### Visual layout items
──────────

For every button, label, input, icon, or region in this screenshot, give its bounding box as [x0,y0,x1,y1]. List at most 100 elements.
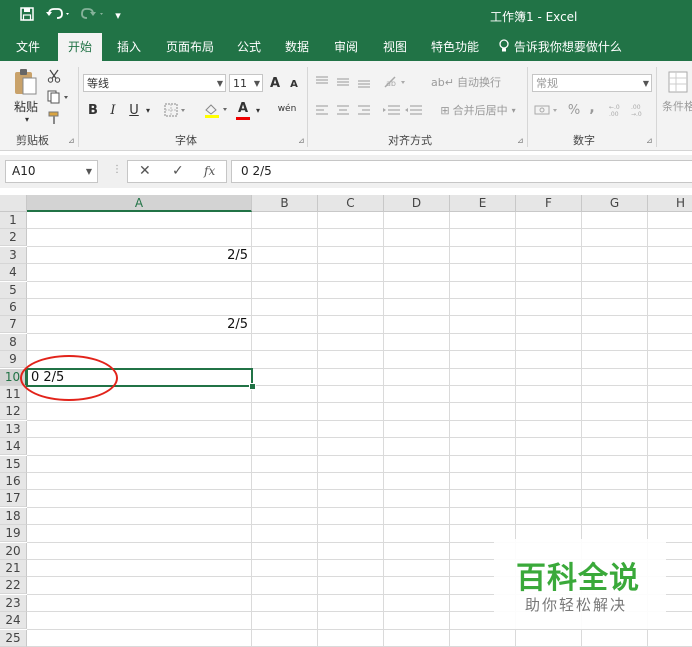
tab-file[interactable]: 文件 [16,33,40,61]
name-box[interactable]: A10 ▼ [5,160,98,183]
gridline [27,350,692,352]
vertical-align-icons[interactable] [314,73,374,91]
row-header-6[interactable]: 6 [0,299,27,316]
column-header-b[interactable]: B [252,195,318,212]
row-header-14[interactable]: 14 [0,438,27,456]
row-header-22[interactable]: 22 [0,577,27,595]
row-header-7[interactable]: 7 [0,316,27,334]
tab-data[interactable]: 数据 [285,33,309,61]
paste-icon[interactable] [10,67,40,97]
underline-dropdown-icon[interactable]: ▾ [143,101,153,119]
tab-review[interactable]: 审阅 [334,33,358,61]
row-header-25[interactable]: 25 [0,629,27,647]
select-all-corner[interactable] [0,195,27,212]
bold-button[interactable]: B [85,101,101,119]
number-format-combo[interactable]: 常规 ▼ [532,74,652,92]
cut-icon[interactable] [45,67,63,85]
row-header-11[interactable]: 11 [0,386,27,403]
column-header-e[interactable]: E [450,195,516,212]
row-header-13[interactable]: 13 [0,420,27,438]
tab-page-layout[interactable]: 页面布局 [166,33,214,61]
italic-button[interactable]: I [105,101,121,119]
row-header-21[interactable]: 21 [0,560,27,577]
row-header-8[interactable]: 8 [0,333,27,351]
indent-icons[interactable] [382,101,426,119]
row-header-19[interactable]: 19 [0,525,27,543]
column-header-d[interactable]: D [384,195,450,212]
watermark-title: 百科全说 [516,561,640,596]
row-header-15[interactable]: 15 [0,455,27,473]
undo-icon[interactable] [44,6,72,26]
font-launcher-icon[interactable]: ⊿ [298,136,305,145]
tab-home[interactable]: 开始 [58,33,103,61]
row-header-2[interactable]: 2 [0,229,27,247]
fill-handle[interactable] [249,383,256,390]
name-box-dropdown-icon[interactable]: ▼ [86,161,92,182]
formula-input[interactable]: 0 2/5 [231,160,692,183]
row-header-1[interactable]: 1 [0,212,27,229]
number-launcher-icon[interactable]: ⊿ [646,136,653,145]
row-header-24[interactable]: 24 [0,612,27,630]
copy-icon[interactable] [45,88,73,106]
tab-formulas[interactable]: 公式 [237,33,261,61]
font-name-combo[interactable]: 等线 ▼ [83,74,226,92]
row-header-18[interactable]: 18 [0,507,27,525]
decrease-font-size-button[interactable]: A [288,76,300,92]
gridline [27,524,692,526]
customize-icon[interactable]: ▾ [112,6,124,26]
row-header-5[interactable]: 5 [0,281,27,299]
font-size-combo[interactable]: 11 ▼ [229,74,263,92]
decimal-icons[interactable]: ←.0.00.00 →.0 [609,101,651,119]
merge-center-button[interactable]: ⊞ 合并后居中 ▾ [434,101,522,119]
increase-font-size-button[interactable]: A [268,74,282,92]
row-header-16[interactable]: 16 [0,473,27,490]
column-header-g[interactable]: G [582,195,648,212]
fill-color-icon[interactable] [202,101,232,119]
row-header-17[interactable]: 17 [0,490,27,508]
column-header-f[interactable]: F [516,195,582,212]
row-header-4[interactable]: 4 [0,264,27,282]
horizontal-align-icons[interactable] [314,101,374,119]
cell-a7[interactable]: 2/5 [27,316,248,333]
phonetic-button[interactable]: wén [275,99,299,119]
watermark-subtitle: 助你轻松解决 [525,596,628,614]
row-header-3[interactable]: 3 [0,246,27,264]
percent-button[interactable]: % [566,101,582,119]
orientation-icon[interactable]: ab [382,73,412,91]
tab-insert[interactable]: 插入 [117,33,141,61]
comma-button[interactable]: , [586,99,598,117]
cancel-entry-button[interactable]: ✕ [139,161,151,182]
column-header-a[interactable]: A [27,195,252,212]
conditional-formatting-label[interactable]: 条件格 [662,98,692,114]
conditional-formatting-icon[interactable] [665,69,692,95]
ribbon-home: 粘贴 ▾ 剪贴板 ⊿ 等线 ▼ 11 ▼ A A B I U ▾ A ▾ wén… [0,61,692,151]
paste-button[interactable]: 粘贴 [12,98,40,114]
column-header-c[interactable]: C [318,195,384,212]
font-size-dropdown-icon[interactable]: ▼ [254,75,260,93]
confirm-entry-button[interactable]: ✓ [172,161,184,182]
clipboard-launcher-icon[interactable]: ⊿ [68,136,75,145]
tab-view[interactable]: 视图 [383,33,407,61]
tell-me-box[interactable]: 告诉我你想要做什么 [498,33,622,61]
font-name-dropdown-icon[interactable]: ▼ [217,75,223,93]
row-header-12[interactable]: 12 [0,403,27,421]
font-color-button[interactable]: A [236,99,250,120]
row-header-20[interactable]: 20 [0,542,27,560]
tab-special-features[interactable]: 特色功能 [431,33,479,61]
insert-function-button[interactable]: fx [204,161,215,182]
row-header-23[interactable]: 23 [0,594,27,612]
number-format-dropdown-icon[interactable]: ▼ [643,75,649,93]
paste-dropdown-icon[interactable]: ▾ [22,114,32,124]
cell-a3[interactable]: 2/5 [27,247,248,264]
font-color-dropdown-icon[interactable]: ▾ [253,101,263,119]
currency-icon[interactable] [533,101,563,119]
column-header-h[interactable]: H [648,195,692,212]
alignment-launcher-icon[interactable]: ⊿ [517,136,524,145]
wrap-text-button[interactable]: ab↵ 自动换行 [431,73,501,91]
save-icon[interactable] [18,6,36,26]
format-painter-icon[interactable] [45,109,63,127]
border-icon[interactable] [163,101,189,119]
row-header-9[interactable]: 9 [0,351,27,369]
redo-icon[interactable] [78,6,106,26]
underline-button[interactable]: U [126,101,142,119]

──────────

### GIVEN EXERCISE
Reproduce every item above line for line with no changes, but omit the pictures.

### WRITTEN SOLUTION
For every button, label, input, icon, or region in this screenshot, give its bounding box as [x0,y0,x1,y1]. List at most 100 elements.
tab-file[interactable]: 文件 [16,33,40,61]
name-box[interactable]: A10 ▼ [5,160,98,183]
gridline [27,350,692,352]
vertical-align-icons[interactable] [314,73,374,91]
row-header-6[interactable]: 6 [0,299,27,316]
column-header-b[interactable]: B [252,195,318,212]
row-header-14[interactable]: 14 [0,438,27,456]
row-header-22[interactable]: 22 [0,577,27,595]
row-header-7[interactable]: 7 [0,316,27,334]
tab-data[interactable]: 数据 [285,33,309,61]
paste-icon[interactable] [10,67,40,97]
underline-dropdown-icon[interactable]: ▾ [143,101,153,119]
tab-review[interactable]: 审阅 [334,33,358,61]
row-header-25[interactable]: 25 [0,629,27,647]
select-all-corner[interactable] [0,195,27,212]
bold-button[interactable]: B [85,101,101,119]
number-format-combo[interactable]: 常规 ▼ [532,74,652,92]
cut-icon[interactable] [45,67,63,85]
row-header-11[interactable]: 11 [0,386,27,403]
column-header-e[interactable]: E [450,195,516,212]
row-header-13[interactable]: 13 [0,420,27,438]
tab-page-layout[interactable]: 页面布局 [166,33,214,61]
italic-button[interactable]: I [105,101,121,119]
row-header-21[interactable]: 21 [0,560,27,577]
row-header-8[interactable]: 8 [0,333,27,351]
indent-icons[interactable] [382,101,426,119]
row-header-19[interactable]: 19 [0,525,27,543]
column-header-d[interactable]: D [384,195,450,212]
watermark-title: 百科全说 [516,561,640,596]
row-header-15[interactable]: 15 [0,455,27,473]
undo-icon[interactable] [44,6,72,26]
font-launcher-icon[interactable]: ⊿ [298,136,305,145]
tab-home[interactable]: 开始 [58,33,103,61]
row-header-2[interactable]: 2 [0,229,27,247]
fill-handle[interactable] [249,383,256,390]
name-box-dropdown-icon[interactable]: ▼ [86,161,92,182]
formula-input[interactable]: 0 2/5 [231,160,692,183]
row-header-1[interactable]: 1 [0,212,27,229]
number-launcher-icon[interactable]: ⊿ [646,136,653,145]
row-header-24[interactable]: 24 [0,612,27,630]
copy-icon[interactable] [45,88,73,106]
tab-formulas[interactable]: 公式 [237,33,261,61]
font-name-combo[interactable]: 等线 ▼ [83,74,226,92]
row-header-18[interactable]: 18 [0,507,27,525]
decrease-font-size-button[interactable]: A [288,76,300,92]
gridline [27,524,692,526]
customize-icon[interactable]: ▾ [112,6,124,26]
row-header-5[interactable]: 5 [0,281,27,299]
font-size-combo[interactable]: 11 ▼ [229,74,263,92]
decimal-icons[interactable]: ←.0.00.00 →.0 [609,101,651,119]
merge-center-button[interactable]: ⊞ 合并后居中 ▾ [434,101,522,119]
increase-font-size-button[interactable]: A [268,74,282,92]
row-header-16[interactable]: 16 [0,473,27,490]
column-header-g[interactable]: G [582,195,648,212]
fill-color-icon[interactable] [202,101,232,119]
row-header-17[interactable]: 17 [0,490,27,508]
column-header-f[interactable]: F [516,195,582,212]
row-header-4[interactable]: 4 [0,264,27,282]
horizontal-align-icons[interactable] [314,101,374,119]
cell-a7[interactable]: 2/5 [27,316,248,333]
phonetic-button[interactable]: wén [275,99,299,119]
watermark-subtitle: 助你轻松解决 [525,596,628,614]
row-header-3[interactable]: 3 [0,246,27,264]
percent-button[interactable]: % [566,101,582,119]
orientation-icon[interactable]: ab [382,73,412,91]
tab-insert[interactable]: 插入 [117,33,141,61]
comma-button[interactable]: , [586,99,598,117]
cancel-entry-button[interactable]: ✕ [139,161,151,182]
column-header-a[interactable]: A [27,195,252,212]
conditional-formatting-label[interactable]: 条件格 [662,98,692,114]
conditional-formatting-icon[interactable] [665,69,692,95]
ribbon-home: 粘贴 ▾ 剪贴板 ⊿ 等线 ▼ 11 ▼ A A B I U ▾ A ▾ wén… [0,61,692,151]
paste-button[interactable]: 粘贴 [12,98,40,114]
column-header-c[interactable]: C [318,195,384,212]
font-size-dropdown-icon[interactable]: ▼ [254,75,260,93]
confirm-entry-button[interactable]: ✓ [172,161,184,182]
clipboard-launcher-icon[interactable]: ⊿ [68,136,75,145]
tab-view[interactable]: 视图 [383,33,407,61]
tell-me-box[interactable]: 告诉我你想要做什么 [498,33,622,61]
font-name-dropdown-icon[interactable]: ▼ [217,75,223,93]
row-header-12[interactable]: 12 [0,403,27,421]
font-color-button[interactable]: A [236,99,250,120]
row-header-20[interactable]: 20 [0,542,27,560]
tab-special-features[interactable]: 特色功能 [431,33,479,61]
insert-function-button[interactable]: fx [204,161,215,182]
row-header-23[interactable]: 23 [0,594,27,612]
number-format-dropdown-icon[interactable]: ▼ [643,75,649,93]
paste-dropdown-icon[interactable]: ▾ [22,114,32,124]
cell-a3[interactable]: 2/5 [27,247,248,264]
font-color-dropdown-icon[interactable]: ▾ [253,101,263,119]
currency-icon[interactable] [533,101,563,119]
column-header-h[interactable]: H [648,195,692,212]
alignment-launcher-icon[interactable]: ⊿ [517,136,524,145]
wrap-text-button[interactable]: ab↵ 自动换行 [431,73,501,91]
save-icon[interactable] [18,6,36,26]
format-painter-icon[interactable] [45,109,63,127]
border-icon[interactable] [163,101,189,119]
row-header-9[interactable]: 9 [0,351,27,369]
redo-icon[interactable] [78,6,106,26]
underline-button[interactable]: U [126,101,142,119]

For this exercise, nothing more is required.